RECORDS SHOWN

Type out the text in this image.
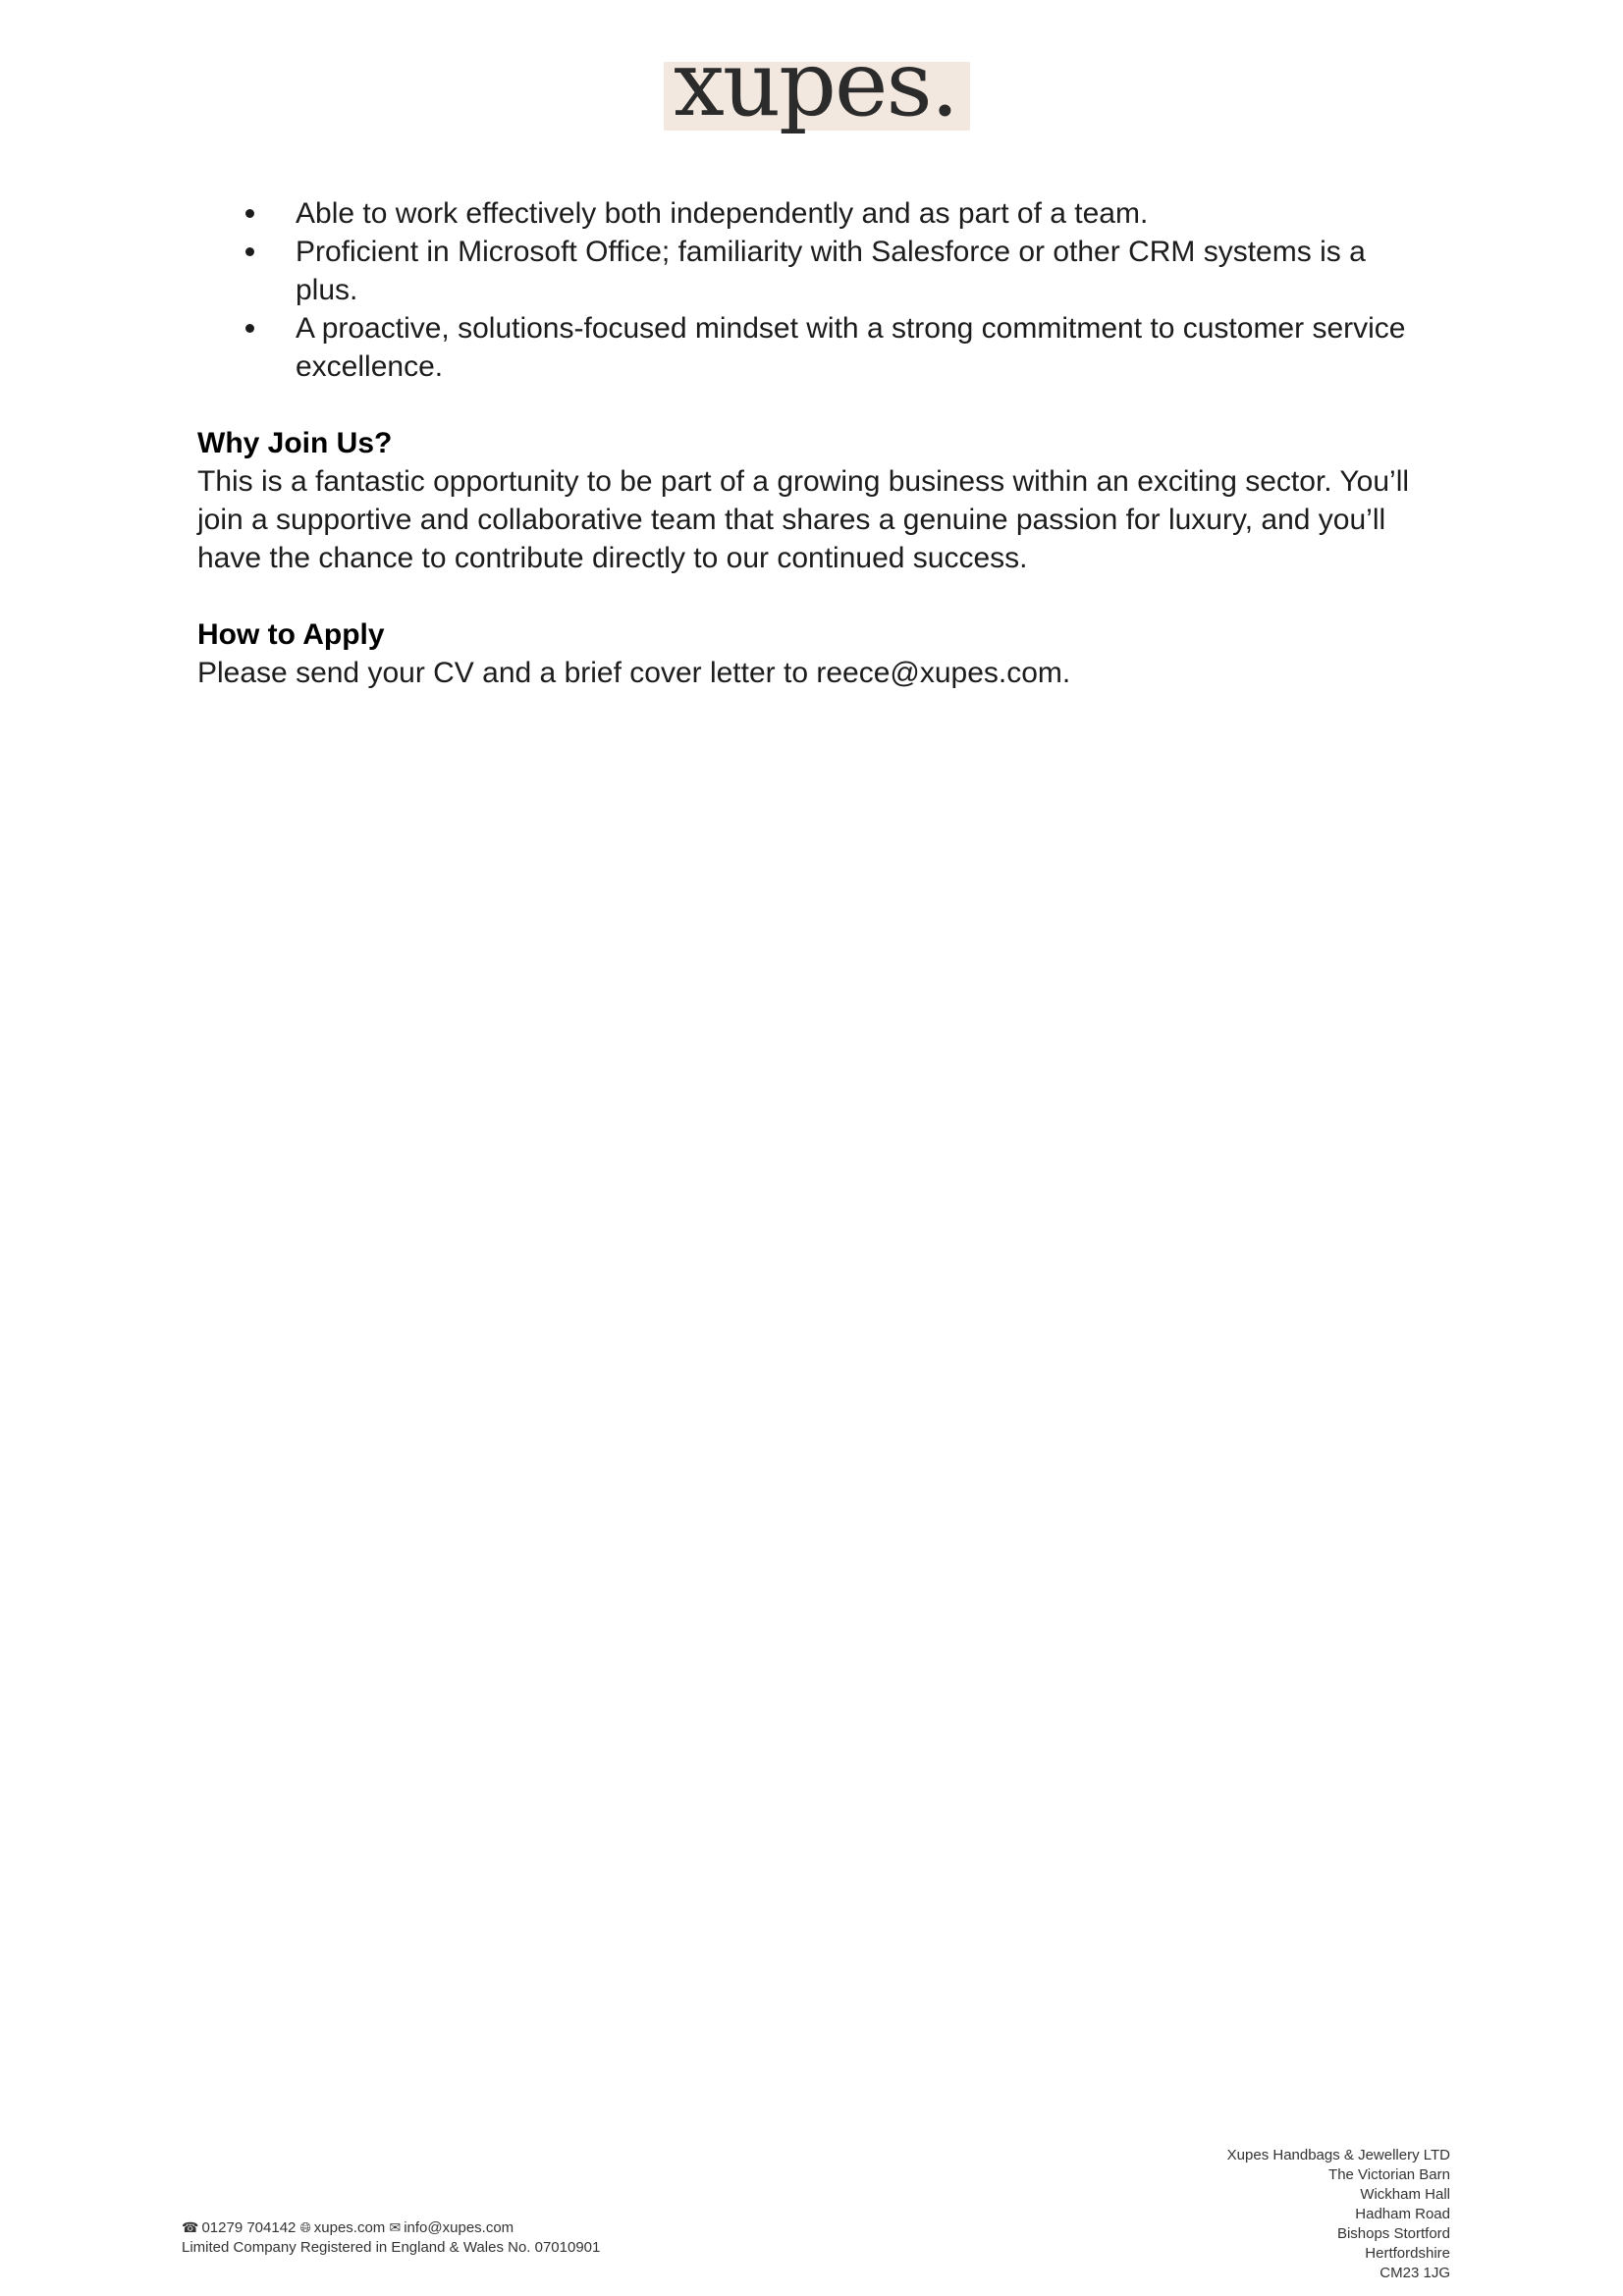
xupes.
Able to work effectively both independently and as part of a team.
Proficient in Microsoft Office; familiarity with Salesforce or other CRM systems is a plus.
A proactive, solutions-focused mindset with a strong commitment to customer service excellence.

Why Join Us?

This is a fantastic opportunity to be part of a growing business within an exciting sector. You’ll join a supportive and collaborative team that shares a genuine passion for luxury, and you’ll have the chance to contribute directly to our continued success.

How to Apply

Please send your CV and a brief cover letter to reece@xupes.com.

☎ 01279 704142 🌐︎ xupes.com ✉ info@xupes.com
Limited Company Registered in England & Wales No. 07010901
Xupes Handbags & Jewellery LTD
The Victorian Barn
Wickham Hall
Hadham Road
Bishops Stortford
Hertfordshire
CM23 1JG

---

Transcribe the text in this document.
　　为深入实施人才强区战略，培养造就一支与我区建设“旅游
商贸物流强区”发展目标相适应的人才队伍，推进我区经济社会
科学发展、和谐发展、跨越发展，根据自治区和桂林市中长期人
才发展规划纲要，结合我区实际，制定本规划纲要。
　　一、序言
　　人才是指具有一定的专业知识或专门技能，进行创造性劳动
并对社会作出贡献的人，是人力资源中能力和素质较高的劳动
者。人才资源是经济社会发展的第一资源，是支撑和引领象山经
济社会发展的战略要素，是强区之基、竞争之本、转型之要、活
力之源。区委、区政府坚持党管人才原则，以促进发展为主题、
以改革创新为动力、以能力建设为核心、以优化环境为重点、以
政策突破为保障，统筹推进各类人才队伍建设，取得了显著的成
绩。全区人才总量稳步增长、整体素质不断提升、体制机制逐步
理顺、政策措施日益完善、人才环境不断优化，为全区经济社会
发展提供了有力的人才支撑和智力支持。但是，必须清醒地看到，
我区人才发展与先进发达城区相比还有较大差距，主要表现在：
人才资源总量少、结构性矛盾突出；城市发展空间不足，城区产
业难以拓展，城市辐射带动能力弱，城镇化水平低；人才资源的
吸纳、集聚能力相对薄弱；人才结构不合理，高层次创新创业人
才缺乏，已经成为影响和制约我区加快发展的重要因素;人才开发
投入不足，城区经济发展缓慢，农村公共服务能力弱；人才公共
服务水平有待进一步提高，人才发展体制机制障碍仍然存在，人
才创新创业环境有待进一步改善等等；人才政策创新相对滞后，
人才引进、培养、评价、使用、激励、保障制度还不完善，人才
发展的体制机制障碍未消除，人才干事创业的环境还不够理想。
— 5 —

THE PROBLEM
Check each line above for the word "text" and copy the ones that have it.

OUTPUT FOR THIS TASK
Type out the text in this image.
Transcribe the text in this document.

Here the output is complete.